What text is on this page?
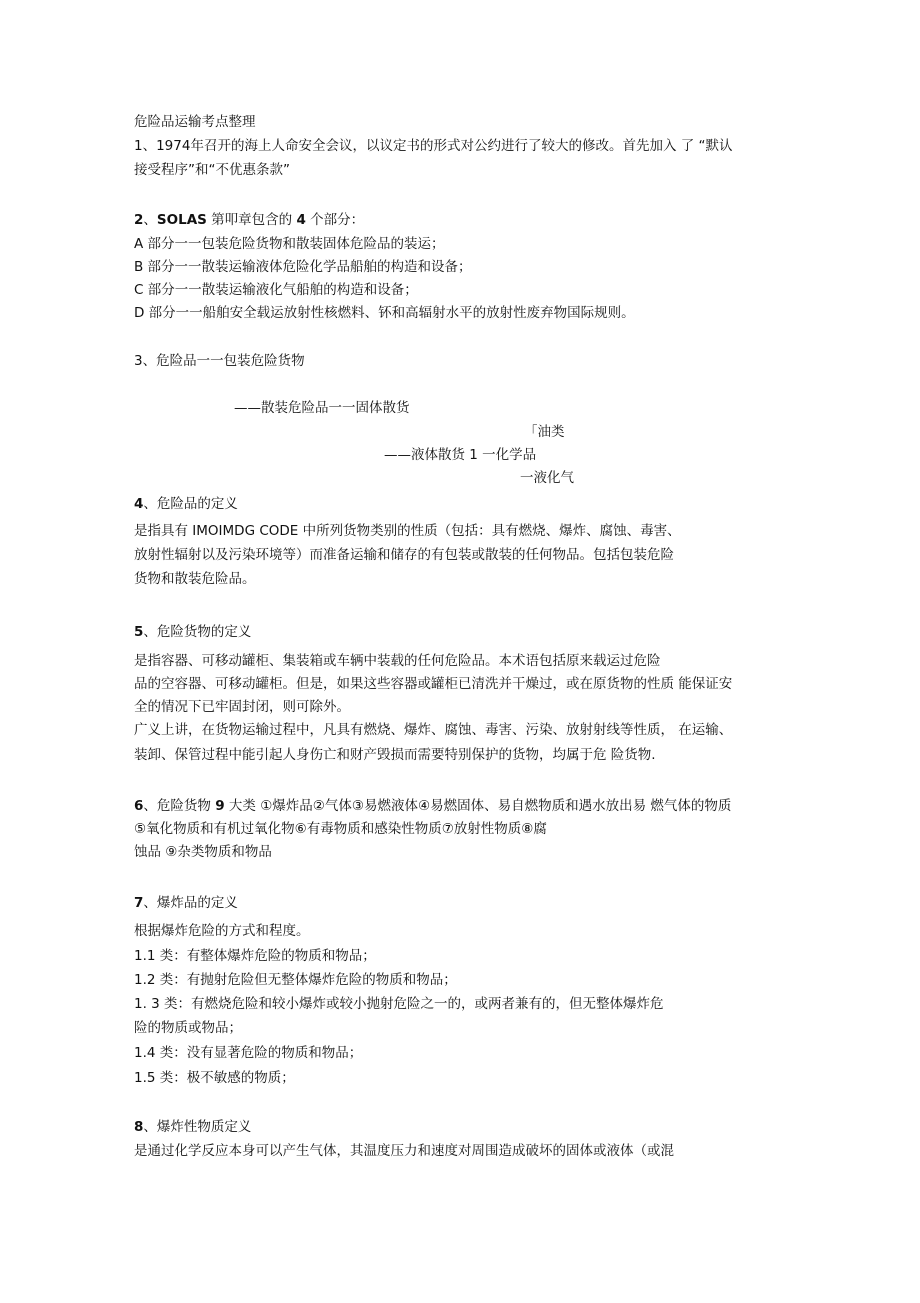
危险品运输考点整理
1、1974年召开的海上人命安全会议，以议定书的形式对公约进行了较大的修改。首先加入 了 “默认
接受程序”和“不优惠条款”
2、SOLAS 第叩章包含的 4 个部分：
A 部分一一包装危险货物和散装固体危险品的装运；
B 部分一一散装运输液体危险化学品船舶的构造和设备；
C 部分一一散装运输液化气船舶的构造和设备；
D 部分一一船舶安全载运放射性核燃料、钚和高辐射水平的放射性废弃物国际规则。
3、危险品一一包装危险货物
——散装危险品一一固体散货
「油类
——液体散货 1 一化学品
一液化气
4、危险品的定义
是指具有 IMOIMDG CODE 中所列货物类别的性质（包括：具有燃烧、爆炸、腐蚀、毒害、
放射性辐射以及污染环境等）而准备运输和储存的有包装或散装的任何物品。包括包装危险
货物和散装危险品。
5、危险货物的定义
是指容器、可移动罐柜、集装箱或车辆中装载的任何危险品。本术语包括原来载运过危险
品的空容器、可移动罐柜。但是，如果这些容器或罐柜已清洗并干燥过，或在原货物的性质 能保证安
全的情况下已牢固封闭，则可除外。
广义上讲，在货物运输过程中，凡具有燃烧、爆炸、腐蚀、毒害、污染、放射射线等性质， 在运输、
装卸、保管过程中能引起人身伤亡和财产毁损而需要特别保护的货物，均属于危 险货物.
6、危险货物 9 大类 ①爆炸品②气体③易燃液体④易燃固体、易自燃物质和遇水放出易 燃气体的物质
⑤氧化物质和有机过氧化物⑥有毒物质和感染性物质⑦放射性物质⑧腐
蚀品 ⑨杂类物质和物品
7、爆炸品的定义
根据爆炸危险的方式和程度。
1.1 类：有整体爆炸危险的物质和物品；
1.2 类：有抛射危险但无整体爆炸危险的物质和物品；
1. 3 类：有燃烧危险和较小爆炸或较小抛射危险之一的，或两者兼有的，但无整体爆炸危
险的物质或物品；
1.4 类：没有显著危险的物质和物品；
1.5 类：极不敏感的物质；
8、爆炸性物质定义
是通过化学反应本身可以产生气体，其温度压力和速度对周围造成破坏的固体或液体（或混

══════

> [Do this] Each record above is to be restated exactly, with its pictures removed from the copy.

> [Output below]
What text is on this page?
危险品运输考点整理
1、1974年召开的海上人命安全会议，以议定书的形式对公约进行了较大的修改。首先加入 了 “默认
接受程序”和“不优惠条款”
2、SOLAS 第叩章包含的 4 个部分：
A 部分一一包装危险货物和散装固体危险品的装运；
B 部分一一散装运输液体危险化学品船舶的构造和设备；
C 部分一一散装运输液化气船舶的构造和设备；
D 部分一一船舶安全载运放射性核燃料、钚和高辐射水平的放射性废弃物国际规则。
3、危险品一一包装危险货物
——散装危险品一一固体散货
「油类
——液体散货 1 一化学品
一液化气
4、危险品的定义
是指具有 IMOIMDG CODE 中所列货物类别的性质（包括：具有燃烧、爆炸、腐蚀、毒害、
放射性辐射以及污染环境等）而准备运输和储存的有包装或散装的任何物品。包括包装危险
货物和散装危险品。
5、危险货物的定义
是指容器、可移动罐柜、集装箱或车辆中装载的任何危险品。本术语包括原来载运过危险
品的空容器、可移动罐柜。但是，如果这些容器或罐柜已清洗并干燥过，或在原货物的性质 能保证安
全的情况下已牢固封闭，则可除外。
广义上讲，在货物运输过程中，凡具有燃烧、爆炸、腐蚀、毒害、污染、放射射线等性质， 在运输、
装卸、保管过程中能引起人身伤亡和财产毁损而需要特别保护的货物，均属于危 险货物.
6、危险货物 9 大类 ①爆炸品②气体③易燃液体④易燃固体、易自燃物质和遇水放出易 燃气体的物质
⑤氧化物质和有机过氧化物⑥有毒物质和感染性物质⑦放射性物质⑧腐
蚀品 ⑨杂类物质和物品
7、爆炸品的定义
根据爆炸危险的方式和程度。
1.1 类：有整体爆炸危险的物质和物品；
1.2 类：有抛射危险但无整体爆炸危险的物质和物品；
1. 3 类：有燃烧危险和较小爆炸或较小抛射危险之一的，或两者兼有的，但无整体爆炸危
险的物质或物品；
1.4 类：没有显著危险的物质和物品；
1.5 类：极不敏感的物质；
8、爆炸性物质定义
是通过化学反应本身可以产生气体，其温度压力和速度对周围造成破坏的固体或液体（或混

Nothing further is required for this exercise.